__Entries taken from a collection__
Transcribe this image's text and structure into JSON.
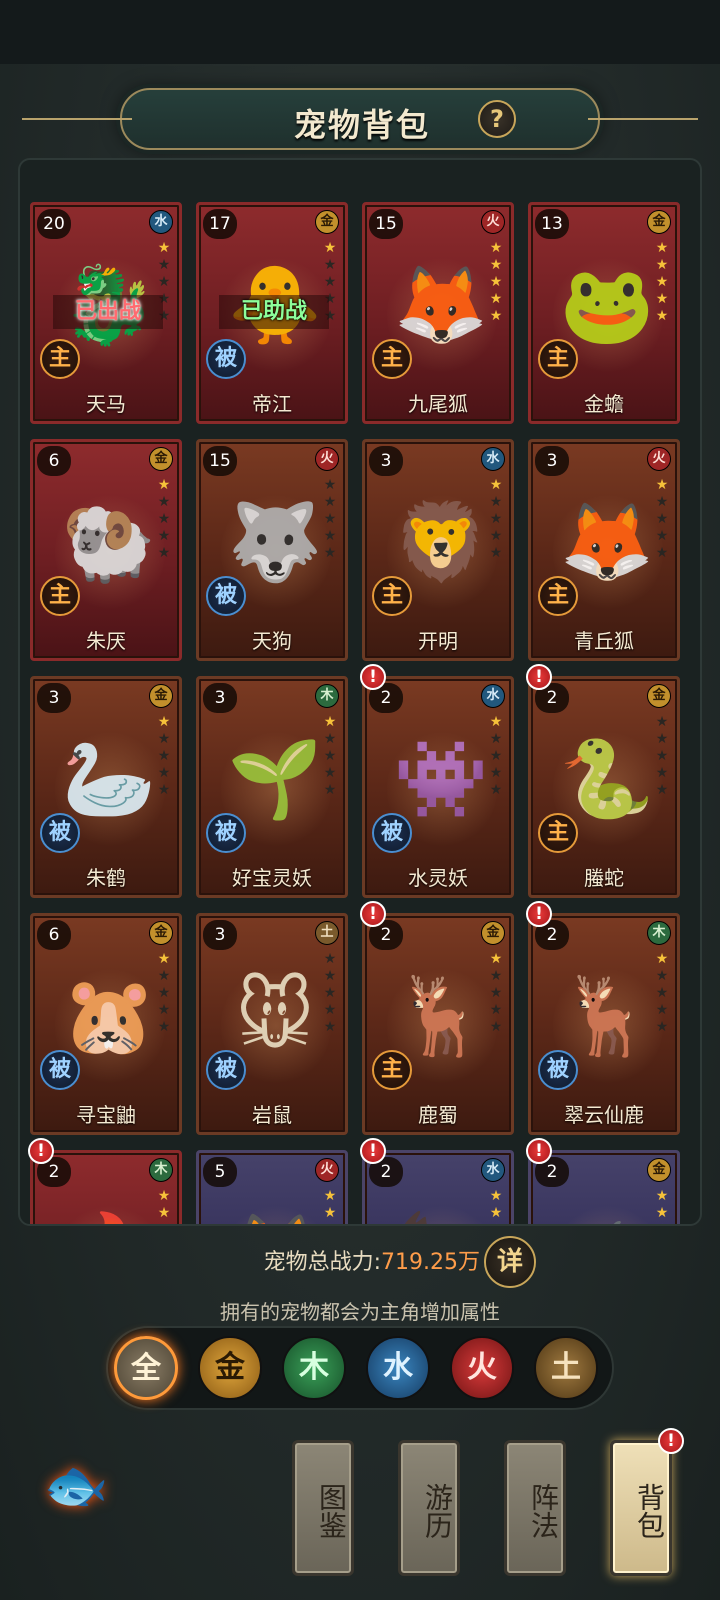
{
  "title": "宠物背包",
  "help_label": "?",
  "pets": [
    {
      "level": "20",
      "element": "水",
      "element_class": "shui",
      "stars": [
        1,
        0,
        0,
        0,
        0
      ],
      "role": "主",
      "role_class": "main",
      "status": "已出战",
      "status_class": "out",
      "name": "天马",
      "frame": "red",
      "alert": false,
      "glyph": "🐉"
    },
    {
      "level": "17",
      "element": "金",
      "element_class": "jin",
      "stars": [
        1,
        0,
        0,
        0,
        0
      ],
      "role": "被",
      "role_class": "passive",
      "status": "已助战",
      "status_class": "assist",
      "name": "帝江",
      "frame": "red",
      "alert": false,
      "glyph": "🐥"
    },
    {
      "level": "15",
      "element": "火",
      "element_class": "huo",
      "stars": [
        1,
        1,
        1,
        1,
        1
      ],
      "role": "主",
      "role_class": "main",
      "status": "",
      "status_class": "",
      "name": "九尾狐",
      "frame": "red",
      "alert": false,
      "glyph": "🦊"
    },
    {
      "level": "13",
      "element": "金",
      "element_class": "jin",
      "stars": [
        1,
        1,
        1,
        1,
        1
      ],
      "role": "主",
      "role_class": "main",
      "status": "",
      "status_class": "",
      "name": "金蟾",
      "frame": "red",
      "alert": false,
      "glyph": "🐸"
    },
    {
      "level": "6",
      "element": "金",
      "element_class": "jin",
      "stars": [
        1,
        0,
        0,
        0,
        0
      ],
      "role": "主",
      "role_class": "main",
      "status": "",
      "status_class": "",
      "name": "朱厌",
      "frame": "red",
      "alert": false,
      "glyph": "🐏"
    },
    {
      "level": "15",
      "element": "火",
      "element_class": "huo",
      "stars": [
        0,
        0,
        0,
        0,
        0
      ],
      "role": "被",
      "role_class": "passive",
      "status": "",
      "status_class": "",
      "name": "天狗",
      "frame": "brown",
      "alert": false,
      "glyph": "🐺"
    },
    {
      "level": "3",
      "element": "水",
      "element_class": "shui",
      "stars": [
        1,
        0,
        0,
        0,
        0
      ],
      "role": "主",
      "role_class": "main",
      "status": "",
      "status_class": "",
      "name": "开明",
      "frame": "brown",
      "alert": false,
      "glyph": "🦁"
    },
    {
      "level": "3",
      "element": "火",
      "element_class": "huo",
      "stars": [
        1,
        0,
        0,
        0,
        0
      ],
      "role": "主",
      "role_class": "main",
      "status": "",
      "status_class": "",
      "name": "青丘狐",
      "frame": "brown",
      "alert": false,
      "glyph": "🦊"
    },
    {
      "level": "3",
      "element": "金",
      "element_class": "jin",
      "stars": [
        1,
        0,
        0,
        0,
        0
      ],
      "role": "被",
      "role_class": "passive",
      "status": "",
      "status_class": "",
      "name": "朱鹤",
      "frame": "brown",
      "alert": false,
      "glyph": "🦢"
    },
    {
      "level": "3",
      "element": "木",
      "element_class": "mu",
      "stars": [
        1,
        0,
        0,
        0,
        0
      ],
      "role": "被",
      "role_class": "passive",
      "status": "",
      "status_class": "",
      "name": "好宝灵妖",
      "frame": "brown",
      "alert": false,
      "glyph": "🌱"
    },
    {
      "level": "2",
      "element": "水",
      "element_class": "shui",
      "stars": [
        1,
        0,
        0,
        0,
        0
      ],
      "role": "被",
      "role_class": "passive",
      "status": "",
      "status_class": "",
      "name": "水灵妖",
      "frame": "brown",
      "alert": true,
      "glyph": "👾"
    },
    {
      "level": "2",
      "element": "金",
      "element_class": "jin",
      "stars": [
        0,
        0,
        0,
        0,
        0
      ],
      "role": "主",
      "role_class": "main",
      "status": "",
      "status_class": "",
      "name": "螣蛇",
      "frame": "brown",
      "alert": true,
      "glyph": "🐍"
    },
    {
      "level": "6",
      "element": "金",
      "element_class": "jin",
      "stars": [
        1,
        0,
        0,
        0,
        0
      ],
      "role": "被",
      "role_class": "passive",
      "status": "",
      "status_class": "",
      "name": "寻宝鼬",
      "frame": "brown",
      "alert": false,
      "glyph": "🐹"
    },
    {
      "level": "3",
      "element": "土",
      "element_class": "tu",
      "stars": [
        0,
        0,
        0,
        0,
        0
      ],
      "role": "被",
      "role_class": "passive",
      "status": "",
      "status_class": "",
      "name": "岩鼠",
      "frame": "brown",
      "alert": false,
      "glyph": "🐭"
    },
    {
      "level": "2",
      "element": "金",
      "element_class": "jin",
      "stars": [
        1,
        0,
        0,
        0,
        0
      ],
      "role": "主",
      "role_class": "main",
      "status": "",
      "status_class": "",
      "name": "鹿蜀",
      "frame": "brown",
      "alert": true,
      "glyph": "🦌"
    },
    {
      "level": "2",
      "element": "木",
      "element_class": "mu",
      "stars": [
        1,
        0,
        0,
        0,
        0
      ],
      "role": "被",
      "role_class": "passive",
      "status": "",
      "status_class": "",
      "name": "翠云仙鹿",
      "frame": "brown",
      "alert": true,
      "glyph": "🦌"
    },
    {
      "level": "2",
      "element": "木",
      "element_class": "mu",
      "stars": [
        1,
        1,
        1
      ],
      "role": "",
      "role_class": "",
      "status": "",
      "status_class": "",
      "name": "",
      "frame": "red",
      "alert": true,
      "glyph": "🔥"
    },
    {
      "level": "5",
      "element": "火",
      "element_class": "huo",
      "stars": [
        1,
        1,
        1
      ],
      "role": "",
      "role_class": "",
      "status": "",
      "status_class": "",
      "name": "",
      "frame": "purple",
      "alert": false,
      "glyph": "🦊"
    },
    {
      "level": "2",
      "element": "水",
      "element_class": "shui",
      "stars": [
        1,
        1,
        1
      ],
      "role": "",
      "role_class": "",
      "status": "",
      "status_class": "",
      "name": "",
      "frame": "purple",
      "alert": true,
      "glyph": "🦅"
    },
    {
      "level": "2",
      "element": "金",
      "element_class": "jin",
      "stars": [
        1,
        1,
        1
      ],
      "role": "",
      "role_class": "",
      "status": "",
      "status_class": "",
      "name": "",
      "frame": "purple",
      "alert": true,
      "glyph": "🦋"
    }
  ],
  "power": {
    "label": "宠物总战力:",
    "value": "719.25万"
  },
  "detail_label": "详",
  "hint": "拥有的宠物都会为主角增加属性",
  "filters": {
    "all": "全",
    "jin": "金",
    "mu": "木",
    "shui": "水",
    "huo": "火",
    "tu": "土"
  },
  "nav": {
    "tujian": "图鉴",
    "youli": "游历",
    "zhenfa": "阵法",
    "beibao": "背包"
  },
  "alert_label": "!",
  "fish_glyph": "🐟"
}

__Exercise instructions__
Quote the data above in full, leaving out the pictures it holds.

__Exercise solution__
Transcribe this image's text and structure into JSON.
{
  "title": "宠物背包",
  "help_label": "?",
  "pets": [
    {
      "level": "20",
      "element": "水",
      "element_class": "shui",
      "stars": [
        1,
        0,
        0,
        0,
        0
      ],
      "role": "主",
      "role_class": "main",
      "status": "已出战",
      "status_class": "out",
      "name": "天马",
      "frame": "red",
      "alert": false,
      "glyph": "🐉"
    },
    {
      "level": "17",
      "element": "金",
      "element_class": "jin",
      "stars": [
        1,
        0,
        0,
        0,
        0
      ],
      "role": "被",
      "role_class": "passive",
      "status": "已助战",
      "status_class": "assist",
      "name": "帝江",
      "frame": "red",
      "alert": false,
      "glyph": "🐥"
    },
    {
      "level": "15",
      "element": "火",
      "element_class": "huo",
      "stars": [
        1,
        1,
        1,
        1,
        1
      ],
      "role": "主",
      "role_class": "main",
      "status": "",
      "status_class": "",
      "name": "九尾狐",
      "frame": "red",
      "alert": false,
      "glyph": "🦊"
    },
    {
      "level": "13",
      "element": "金",
      "element_class": "jin",
      "stars": [
        1,
        1,
        1,
        1,
        1
      ],
      "role": "主",
      "role_class": "main",
      "status": "",
      "status_class": "",
      "name": "金蟾",
      "frame": "red",
      "alert": false,
      "glyph": "🐸"
    },
    {
      "level": "6",
      "element": "金",
      "element_class": "jin",
      "stars": [
        1,
        0,
        0,
        0,
        0
      ],
      "role": "主",
      "role_class": "main",
      "status": "",
      "status_class": "",
      "name": "朱厌",
      "frame": "red",
      "alert": false,
      "glyph": "🐏"
    },
    {
      "level": "15",
      "element": "火",
      "element_class": "huo",
      "stars": [
        0,
        0,
        0,
        0,
        0
      ],
      "role": "被",
      "role_class": "passive",
      "status": "",
      "status_class": "",
      "name": "天狗",
      "frame": "brown",
      "alert": false,
      "glyph": "🐺"
    },
    {
      "level": "3",
      "element": "水",
      "element_class": "shui",
      "stars": [
        1,
        0,
        0,
        0,
        0
      ],
      "role": "主",
      "role_class": "main",
      "status": "",
      "status_class": "",
      "name": "开明",
      "frame": "brown",
      "alert": false,
      "glyph": "🦁"
    },
    {
      "level": "3",
      "element": "火",
      "element_class": "huo",
      "stars": [
        1,
        0,
        0,
        0,
        0
      ],
      "role": "主",
      "role_class": "main",
      "status": "",
      "status_class": "",
      "name": "青丘狐",
      "frame": "brown",
      "alert": false,
      "glyph": "🦊"
    },
    {
      "level": "3",
      "element": "金",
      "element_class": "jin",
      "stars": [
        1,
        0,
        0,
        0,
        0
      ],
      "role": "被",
      "role_class": "passive",
      "status": "",
      "status_class": "",
      "name": "朱鹤",
      "frame": "brown",
      "alert": false,
      "glyph": "🦢"
    },
    {
      "level": "3",
      "element": "木",
      "element_class": "mu",
      "stars": [
        1,
        0,
        0,
        0,
        0
      ],
      "role": "被",
      "role_class": "passive",
      "status": "",
      "status_class": "",
      "name": "好宝灵妖",
      "frame": "brown",
      "alert": false,
      "glyph": "🌱"
    },
    {
      "level": "2",
      "element": "水",
      "element_class": "shui",
      "stars": [
        1,
        0,
        0,
        0,
        0
      ],
      "role": "被",
      "role_class": "passive",
      "status": "",
      "status_class": "",
      "name": "水灵妖",
      "frame": "brown",
      "alert": true,
      "glyph": "👾"
    },
    {
      "level": "2",
      "element": "金",
      "element_class": "jin",
      "stars": [
        0,
        0,
        0,
        0,
        0
      ],
      "role": "主",
      "role_class": "main",
      "status": "",
      "status_class": "",
      "name": "螣蛇",
      "frame": "brown",
      "alert": true,
      "glyph": "🐍"
    },
    {
      "level": "6",
      "element": "金",
      "element_class": "jin",
      "stars": [
        1,
        0,
        0,
        0,
        0
      ],
      "role": "被",
      "role_class": "passive",
      "status": "",
      "status_class": "",
      "name": "寻宝鼬",
      "frame": "brown",
      "alert": false,
      "glyph": "🐹"
    },
    {
      "level": "3",
      "element": "土",
      "element_class": "tu",
      "stars": [
        0,
        0,
        0,
        0,
        0
      ],
      "role": "被",
      "role_class": "passive",
      "status": "",
      "status_class": "",
      "name": "岩鼠",
      "frame": "brown",
      "alert": false,
      "glyph": "🐭"
    },
    {
      "level": "2",
      "element": "金",
      "element_class": "jin",
      "stars": [
        1,
        0,
        0,
        0,
        0
      ],
      "role": "主",
      "role_class": "main",
      "status": "",
      "status_class": "",
      "name": "鹿蜀",
      "frame": "brown",
      "alert": true,
      "glyph": "🦌"
    },
    {
      "level": "2",
      "element": "木",
      "element_class": "mu",
      "stars": [
        1,
        0,
        0,
        0,
        0
      ],
      "role": "被",
      "role_class": "passive",
      "status": "",
      "status_class": "",
      "name": "翠云仙鹿",
      "frame": "brown",
      "alert": true,
      "glyph": "🦌"
    },
    {
      "level": "2",
      "element": "木",
      "element_class": "mu",
      "stars": [
        1,
        1,
        1
      ],
      "role": "",
      "role_class": "",
      "status": "",
      "status_class": "",
      "name": "",
      "frame": "red",
      "alert": true,
      "glyph": "🔥"
    },
    {
      "level": "5",
      "element": "火",
      "element_class": "huo",
      "stars": [
        1,
        1,
        1
      ],
      "role": "",
      "role_class": "",
      "status": "",
      "status_class": "",
      "name": "",
      "frame": "purple",
      "alert": false,
      "glyph": "🦊"
    },
    {
      "level": "2",
      "element": "水",
      "element_class": "shui",
      "stars": [
        1,
        1,
        1
      ],
      "role": "",
      "role_class": "",
      "status": "",
      "status_class": "",
      "name": "",
      "frame": "purple",
      "alert": true,
      "glyph": "🦅"
    },
    {
      "level": "2",
      "element": "金",
      "element_class": "jin",
      "stars": [
        1,
        1,
        1
      ],
      "role": "",
      "role_class": "",
      "status": "",
      "status_class": "",
      "name": "",
      "frame": "purple",
      "alert": true,
      "glyph": "🦋"
    }
  ],
  "power": {
    "label": "宠物总战力:",
    "value": "719.25万"
  },
  "detail_label": "详",
  "hint": "拥有的宠物都会为主角增加属性",
  "filters": {
    "all": "全",
    "jin": "金",
    "mu": "木",
    "shui": "水",
    "huo": "火",
    "tu": "土"
  },
  "nav": {
    "tujian": "图鉴",
    "youli": "游历",
    "zhenfa": "阵法",
    "beibao": "背包"
  },
  "alert_label": "!",
  "fish_glyph": "🐟"
}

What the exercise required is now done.